What you will do:
Look through the data below and work out how many lines contain the string "секрет". Give the number alone.

Records for this task:
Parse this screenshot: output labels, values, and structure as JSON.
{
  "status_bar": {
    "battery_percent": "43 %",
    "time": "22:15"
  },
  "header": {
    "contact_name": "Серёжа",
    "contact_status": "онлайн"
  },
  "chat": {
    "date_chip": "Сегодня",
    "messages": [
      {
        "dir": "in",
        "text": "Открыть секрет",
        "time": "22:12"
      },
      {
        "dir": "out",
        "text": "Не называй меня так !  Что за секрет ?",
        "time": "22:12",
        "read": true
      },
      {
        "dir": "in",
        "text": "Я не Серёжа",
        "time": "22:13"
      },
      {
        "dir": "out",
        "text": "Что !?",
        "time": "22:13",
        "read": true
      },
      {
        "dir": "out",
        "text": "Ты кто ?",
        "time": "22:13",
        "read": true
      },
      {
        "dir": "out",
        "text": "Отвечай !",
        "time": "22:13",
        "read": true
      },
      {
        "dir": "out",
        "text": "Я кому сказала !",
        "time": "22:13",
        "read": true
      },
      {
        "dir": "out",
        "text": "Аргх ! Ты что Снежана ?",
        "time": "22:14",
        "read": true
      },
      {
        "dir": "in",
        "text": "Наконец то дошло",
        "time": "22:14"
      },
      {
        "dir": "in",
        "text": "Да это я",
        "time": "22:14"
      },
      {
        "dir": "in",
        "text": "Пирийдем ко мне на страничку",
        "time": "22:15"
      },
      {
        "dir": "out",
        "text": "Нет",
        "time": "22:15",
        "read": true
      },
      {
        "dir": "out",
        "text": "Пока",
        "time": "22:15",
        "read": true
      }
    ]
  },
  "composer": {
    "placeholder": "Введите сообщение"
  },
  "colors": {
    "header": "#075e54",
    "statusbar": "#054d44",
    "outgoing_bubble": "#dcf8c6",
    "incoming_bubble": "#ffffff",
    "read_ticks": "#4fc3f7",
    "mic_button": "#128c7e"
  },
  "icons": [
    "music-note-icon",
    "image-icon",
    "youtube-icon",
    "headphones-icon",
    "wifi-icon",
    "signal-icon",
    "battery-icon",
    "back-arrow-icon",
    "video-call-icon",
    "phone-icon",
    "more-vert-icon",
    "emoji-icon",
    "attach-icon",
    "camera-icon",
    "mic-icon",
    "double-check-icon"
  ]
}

Response to the task:
2